# Your task
I'd like the entries reproduced exactly, with the images omitted.
------
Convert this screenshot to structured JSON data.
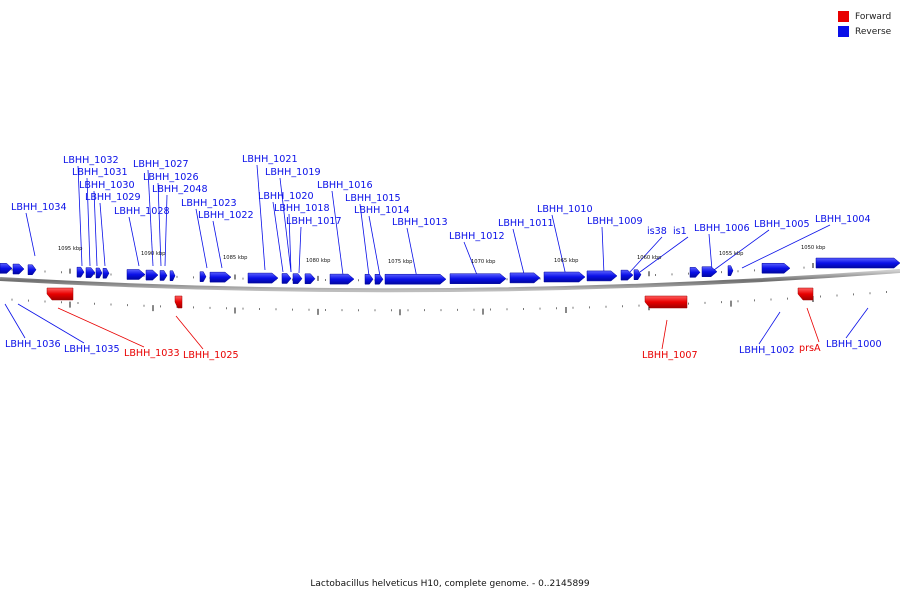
{
  "colors": {
    "forward": "#e80000",
    "reverse": "#0a10e8",
    "axis": "#777777"
  },
  "legend": [
    {
      "label": "Forward",
      "color": "#e80000"
    },
    {
      "label": "Reverse",
      "color": "#0a10e8"
    }
  ],
  "caption": "Lactobacillus helveticus H10, complete genome. - 0..2145899",
  "scale_ticks": [
    "1095 kbp",
    "1090 kbp",
    "1085 kbp",
    "1080 kbp",
    "1075 kbp",
    "1070 kbp",
    "1065 kbp",
    "1060 kbp",
    "1055 kbp",
    "1050 kbp"
  ],
  "genes_top": [
    "LBHH_1034",
    "LBHH_1032",
    "LBHH_1031",
    "LBHH_1030",
    "LBHH_1029",
    "LBHH_1028",
    "LBHH_1027",
    "LBHH_1026",
    "LBHH_2048",
    "LBHH_1023",
    "LBHH_1022",
    "LBHH_1021",
    "LBHH_1020",
    "LBHH_1019",
    "LBHH_1018",
    "LBHH_1017",
    "LBHH_1016",
    "LBHH_1015",
    "LBHH_1014",
    "LBHH_1013",
    "LBHH_1012",
    "LBHH_1011",
    "LBHH_1010",
    "LBHH_1009",
    "is38",
    "is1",
    "LBHH_1006",
    "LBHH_1005",
    "LBHH_1004"
  ],
  "genes_bottom": [
    {
      "label": "LBHH_1036",
      "strand": "reverse"
    },
    {
      "label": "LBHH_1035",
      "strand": "reverse"
    },
    {
      "label": "LBHH_1033",
      "strand": "forward"
    },
    {
      "label": "LBHH_1025",
      "strand": "forward"
    },
    {
      "label": "LBHH_1007",
      "strand": "forward"
    },
    {
      "label": "LBHH_1002",
      "strand": "reverse"
    },
    {
      "label": "prsA",
      "strand": "forward"
    },
    {
      "label": "LBHH_1000",
      "strand": "reverse"
    }
  ]
}
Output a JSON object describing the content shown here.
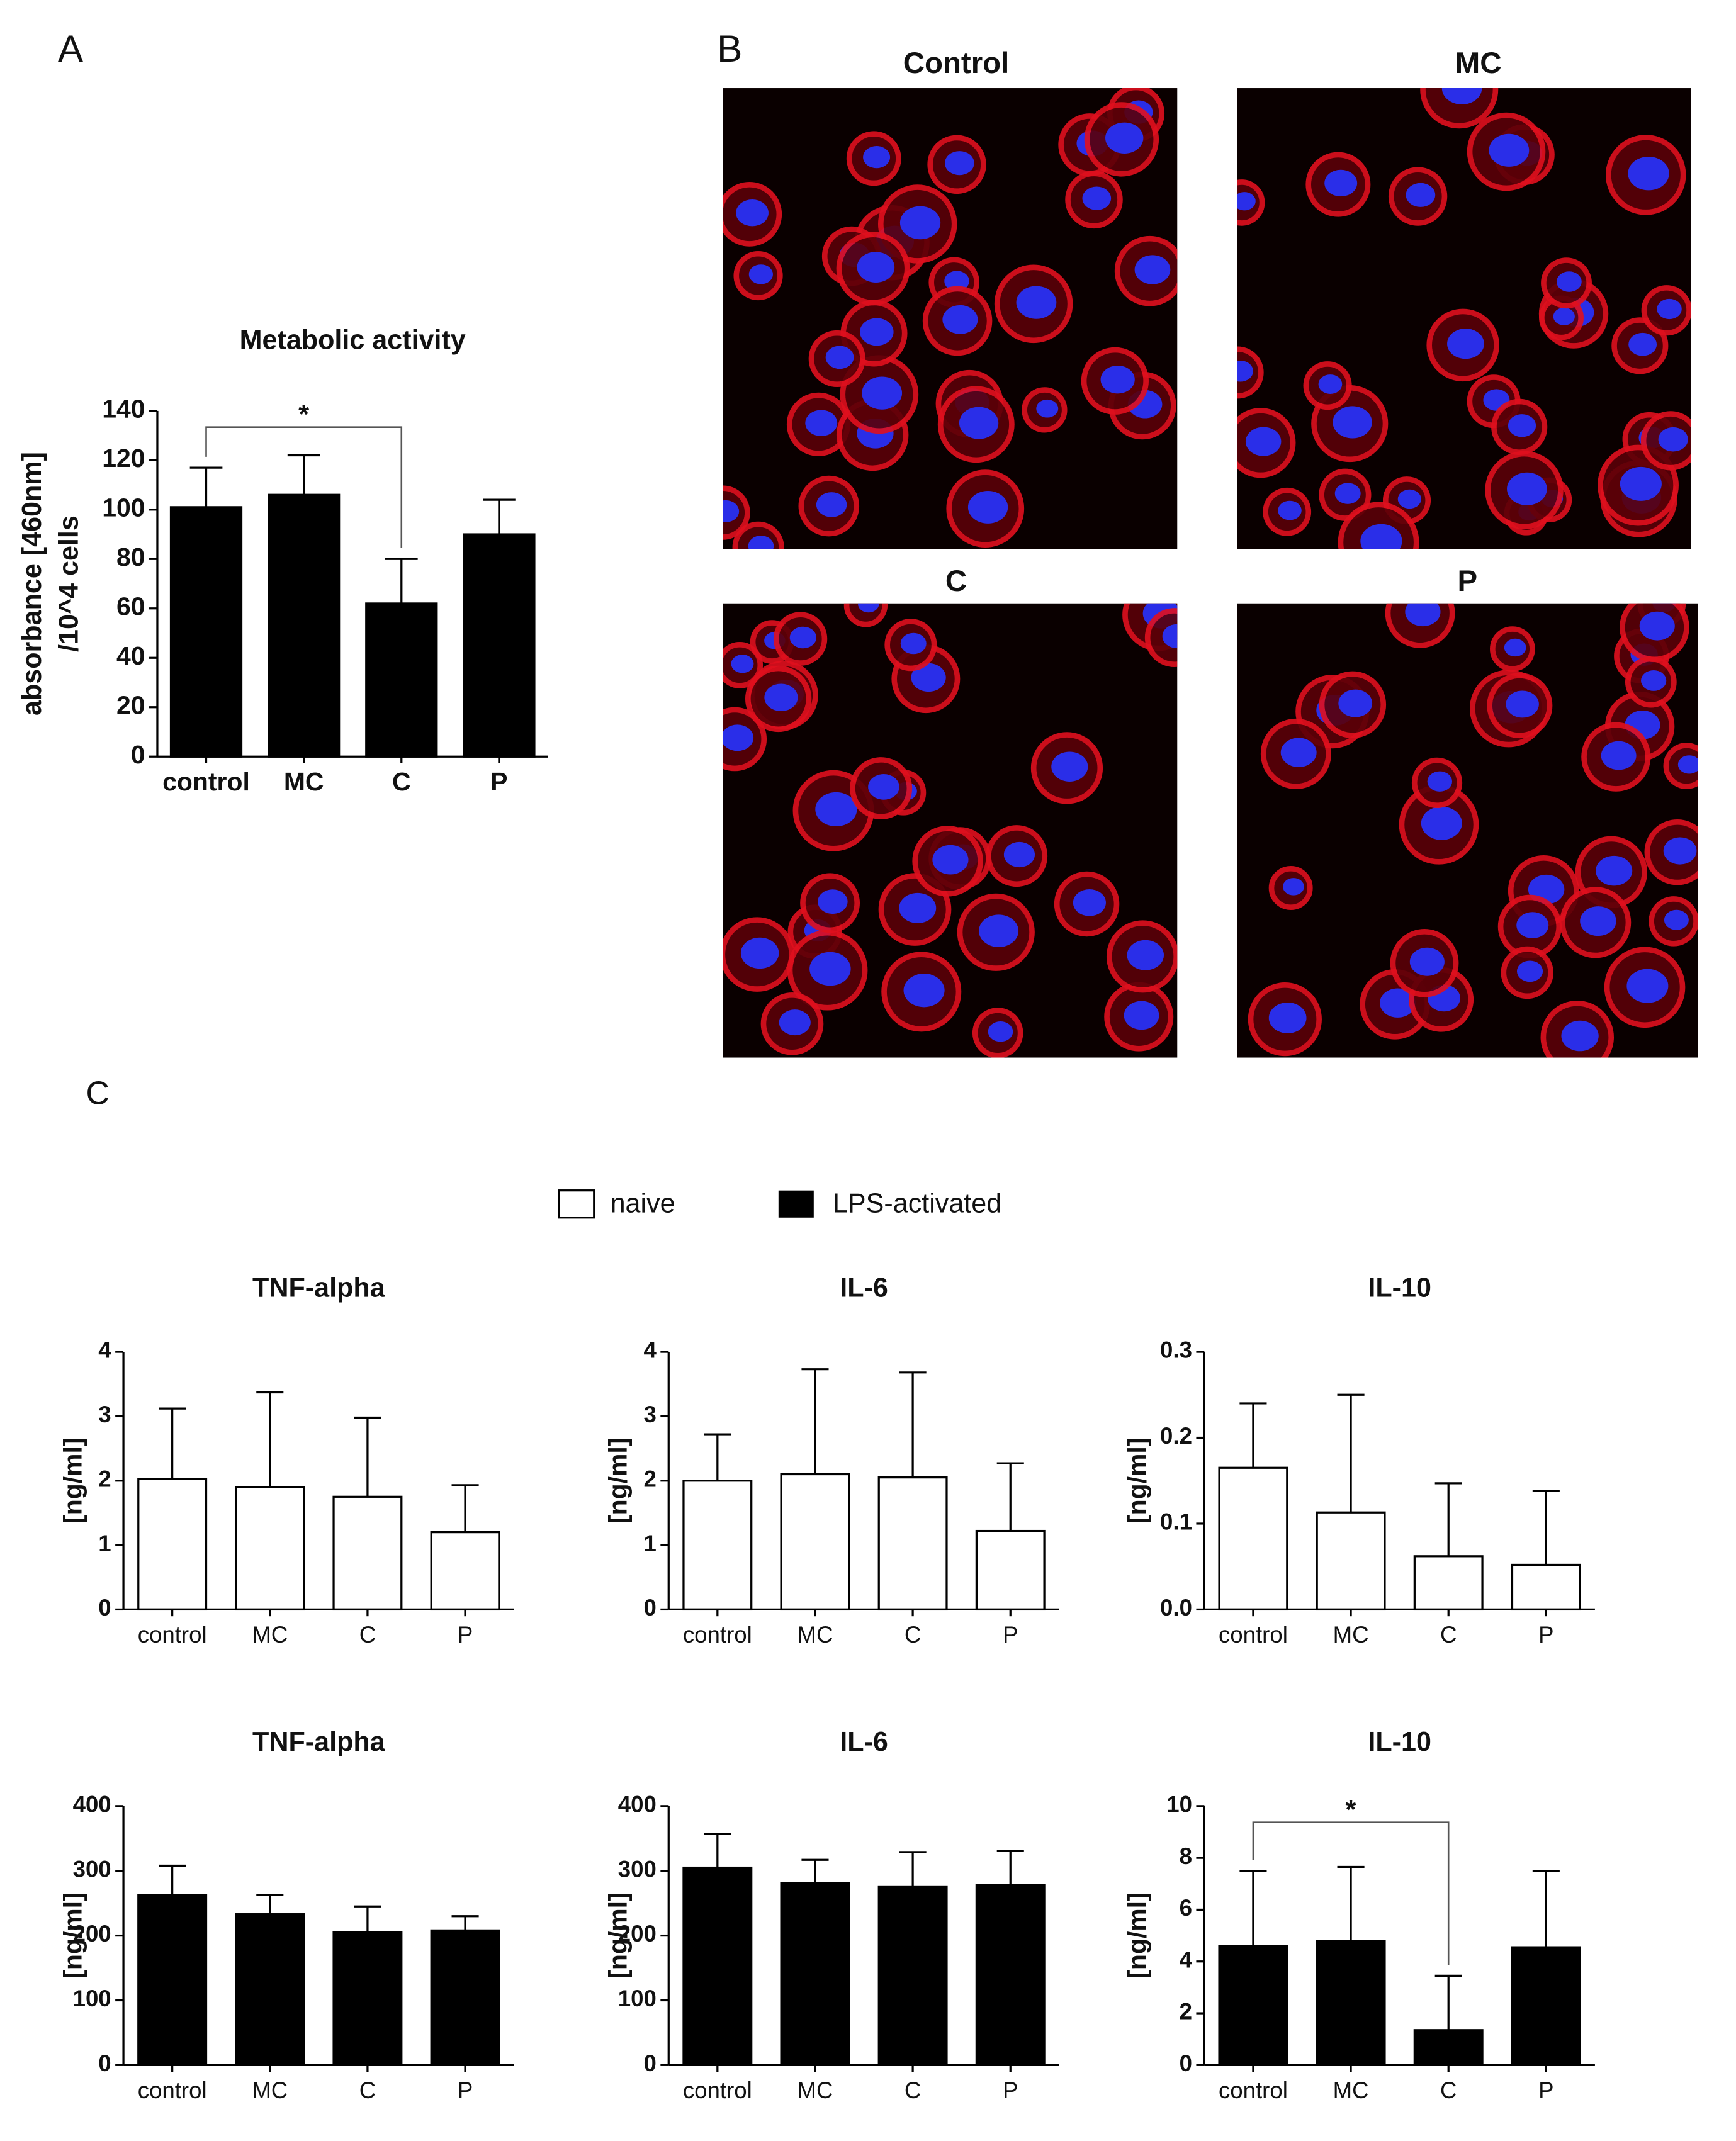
{
  "figure": {
    "panel_labels": [
      "A",
      "B",
      "C"
    ],
    "images": [
      "Control",
      "MC",
      "C",
      "P"
    ]
  },
  "chart_data": [
    {
      "type": "bar",
      "title": "Metabolic activity",
      "ylabel": [
        "absorbance [460nm]",
        "/10^4 cells"
      ],
      "categories": [
        "control",
        "MC",
        "C",
        "P"
      ],
      "series": [
        {
          "color": "#000000",
          "values": [
            101,
            106,
            62,
            90
          ],
          "errors": [
            16,
            16,
            18,
            14
          ]
        }
      ],
      "ylim": [
        0,
        140
      ],
      "yticks": [
        0,
        20,
        40,
        60,
        80,
        100,
        120,
        140
      ],
      "annotation": "*"
    },
    {
      "type": "bar",
      "title": "TNF-alpha",
      "ylabel": "[ng/ml]",
      "categories": [
        "control",
        "MC",
        "C",
        "P"
      ],
      "series": [
        {
          "name": "naive",
          "color": "#ffffff",
          "values": [
            2.03,
            1.9,
            1.75,
            1.2
          ],
          "errors": [
            1.09,
            1.47,
            1.23,
            0.73
          ]
        }
      ],
      "ylim": [
        0,
        4
      ],
      "yticks": [
        0,
        1,
        2,
        3,
        4
      ]
    },
    {
      "type": "bar",
      "title": "IL-6",
      "ylabel": "[ng/ml]",
      "categories": [
        "control",
        "MC",
        "C",
        "P"
      ],
      "series": [
        {
          "color": "#ffffff",
          "values": [
            2.0,
            2.1,
            2.05,
            1.22
          ],
          "errors": [
            0.72,
            1.63,
            1.63,
            1.05
          ]
        }
      ],
      "ylim": [
        0,
        4
      ],
      "yticks": [
        0,
        1,
        2,
        3,
        4
      ]
    },
    {
      "type": "bar",
      "title": "IL-10",
      "ylabel": "[ng/ml]",
      "categories": [
        "control",
        "MC",
        "C",
        "P"
      ],
      "series": [
        {
          "color": "#ffffff",
          "values": [
            0.165,
            0.113,
            0.062,
            0.052
          ],
          "errors": [
            0.075,
            0.137,
            0.085,
            0.086
          ]
        }
      ],
      "ylim": [
        0,
        0.3
      ],
      "yticks": [
        {
          "value": 0,
          "label": "0.0"
        },
        0.1,
        0.2,
        0.3
      ]
    },
    {
      "type": "bar",
      "title": "TNF-alpha",
      "ylabel": "[ng/ml]",
      "categories": [
        "control",
        "MC",
        "C",
        "P"
      ],
      "series": [
        {
          "name": "LPS-activated",
          "color": "#000000",
          "values": [
            263,
            233,
            205,
            208
          ],
          "errors": [
            45,
            30,
            40,
            22
          ]
        }
      ],
      "ylim": [
        0,
        400
      ],
      "yticks": [
        0,
        100,
        200,
        300,
        400
      ]
    },
    {
      "type": "bar",
      "title": "IL-6",
      "ylabel": "[ng/ml]",
      "categories": [
        "control",
        "MC",
        "C",
        "P"
      ],
      "series": [
        {
          "color": "#000000",
          "values": [
            305,
            281,
            275,
            278
          ],
          "errors": [
            52,
            36,
            54,
            53
          ]
        }
      ],
      "ylim": [
        0,
        400
      ],
      "yticks": [
        0,
        100,
        200,
        300,
        400
      ]
    },
    {
      "type": "bar",
      "title": "IL-10",
      "ylabel": "[ng/ml]",
      "categories": [
        "control",
        "MC",
        "C",
        "P"
      ],
      "series": [
        {
          "color": "#000000",
          "values": [
            4.6,
            4.8,
            1.35,
            4.55
          ],
          "errors": [
            2.9,
            2.85,
            2.1,
            2.95
          ]
        }
      ],
      "ylim": [
        0,
        10
      ],
      "yticks": [
        0,
        2,
        4,
        6,
        8,
        10
      ],
      "annotation": "*"
    }
  ]
}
------
# Exercise response
Convert this screenshot to structured JSON data.
{
  "colors": {
    "forward": "#e80000",
    "reverse": "#0a10e8",
    "axis": "#777777"
  },
  "legend": [
    {
      "label": "Forward",
      "color": "#e80000"
    },
    {
      "label": "Reverse",
      "color": "#0a10e8"
    }
  ],
  "caption": "Lactobacillus helveticus H10, complete genome. - 0..2145899",
  "scale_ticks": [
    "1095 kbp",
    "1090 kbp",
    "1085 kbp",
    "1080 kbp",
    "1075 kbp",
    "1070 kbp",
    "1065 kbp",
    "1060 kbp",
    "1055 kbp",
    "1050 kbp"
  ],
  "genes_top": [
    "LBHH_1034",
    "LBHH_1032",
    "LBHH_1031",
    "LBHH_1030",
    "LBHH_1029",
    "LBHH_1028",
    "LBHH_1027",
    "LBHH_1026",
    "LBHH_2048",
    "LBHH_1023",
    "LBHH_1022",
    "LBHH_1021",
    "LBHH_1020",
    "LBHH_1019",
    "LBHH_1018",
    "LBHH_1017",
    "LBHH_1016",
    "LBHH_1015",
    "LBHH_1014",
    "LBHH_1013",
    "LBHH_1012",
    "LBHH_1011",
    "LBHH_1010",
    "LBHH_1009",
    "is38",
    "is1",
    "LBHH_1006",
    "LBHH_1005",
    "LBHH_1004"
  ],
  "genes_bottom": [
    {
      "label": "LBHH_1036",
      "strand": "reverse"
    },
    {
      "label": "LBHH_1035",
      "strand": "reverse"
    },
    {
      "label": "LBHH_1033",
      "strand": "forward"
    },
    {
      "label": "LBHH_1025",
      "strand": "forward"
    },
    {
      "label": "LBHH_1007",
      "strand": "forward"
    },
    {
      "label": "LBHH_1002",
      "strand": "reverse"
    },
    {
      "label": "prsA",
      "strand": "forward"
    },
    {
      "label": "LBHH_1000",
      "strand": "reverse"
    }
  ]
}
Output a JSON object describing the content shown here.
{
  "figure": {
    "panel_labels": [
      "A",
      "B",
      "C"
    ],
    "images": [
      "Control",
      "MC",
      "C",
      "P"
    ]
  },
  "chart_data": [
    {
      "type": "bar",
      "title": "Metabolic activity",
      "ylabel": [
        "absorbance [460nm]",
        "/10^4 cells"
      ],
      "categories": [
        "control",
        "MC",
        "C",
        "P"
      ],
      "series": [
        {
          "color": "#000000",
          "values": [
            101,
            106,
            62,
            90
          ],
          "errors": [
            16,
            16,
            18,
            14
          ]
        }
      ],
      "ylim": [
        0,
        140
      ],
      "yticks": [
        0,
        20,
        40,
        60,
        80,
        100,
        120,
        140
      ],
      "annotation": "*"
    },
    {
      "type": "bar",
      "title": "TNF-alpha",
      "ylabel": "[ng/ml]",
      "categories": [
        "control",
        "MC",
        "C",
        "P"
      ],
      "series": [
        {
          "name": "naive",
          "color": "#ffffff",
          "values": [
            2.03,
            1.9,
            1.75,
            1.2
          ],
          "errors": [
            1.09,
            1.47,
            1.23,
            0.73
          ]
        }
      ],
      "ylim": [
        0,
        4
      ],
      "yticks": [
        0,
        1,
        2,
        3,
        4
      ]
    },
    {
      "type": "bar",
      "title": "IL-6",
      "ylabel": "[ng/ml]",
      "categories": [
        "control",
        "MC",
        "C",
        "P"
      ],
      "series": [
        {
          "color": "#ffffff",
          "values": [
            2.0,
            2.1,
            2.05,
            1.22
          ],
          "errors": [
            0.72,
            1.63,
            1.63,
            1.05
          ]
        }
      ],
      "ylim": [
        0,
        4
      ],
      "yticks": [
        0,
        1,
        2,
        3,
        4
      ]
    },
    {
      "type": "bar",
      "title": "IL-10",
      "ylabel": "[ng/ml]",
      "categories": [
        "control",
        "MC",
        "C",
        "P"
      ],
      "series": [
        {
          "color": "#ffffff",
          "values": [
            0.165,
            0.113,
            0.062,
            0.052
          ],
          "errors": [
            0.075,
            0.137,
            0.085,
            0.086
          ]
        }
      ],
      "ylim": [
        0,
        0.3
      ],
      "yticks": [
        {
          "value": 0,
          "label": "0.0"
        },
        0.1,
        0.2,
        0.3
      ]
    },
    {
      "type": "bar",
      "title": "TNF-alpha",
      "ylabel": "[ng/ml]",
      "categories": [
        "control",
        "MC",
        "C",
        "P"
      ],
      "series": [
        {
          "name": "LPS-activated",
          "color": "#000000",
          "values": [
            263,
            233,
            205,
            208
          ],
          "errors": [
            45,
            30,
            40,
            22
          ]
        }
      ],
      "ylim": [
        0,
        400
      ],
      "yticks": [
        0,
        100,
        200,
        300,
        400
      ]
    },
    {
      "type": "bar",
      "title": "IL-6",
      "ylabel": "[ng/ml]",
      "categories": [
        "control",
        "MC",
        "C",
        "P"
      ],
      "series": [
        {
          "color": "#000000",
          "values": [
            305,
            281,
            275,
            278
          ],
          "errors": [
            52,
            36,
            54,
            53
          ]
        }
      ],
      "ylim": [
        0,
        400
      ],
      "yticks": [
        0,
        100,
        200,
        300,
        400
      ]
    },
    {
      "type": "bar",
      "title": "IL-10",
      "ylabel": "[ng/ml]",
      "categories": [
        "control",
        "MC",
        "C",
        "P"
      ],
      "series": [
        {
          "color": "#000000",
          "values": [
            4.6,
            4.8,
            1.35,
            4.55
          ],
          "errors": [
            2.9,
            2.85,
            2.1,
            2.95
          ]
        }
      ],
      "ylim": [
        0,
        10
      ],
      "yticks": [
        0,
        2,
        4,
        6,
        8,
        10
      ],
      "annotation": "*"
    }
  ]
}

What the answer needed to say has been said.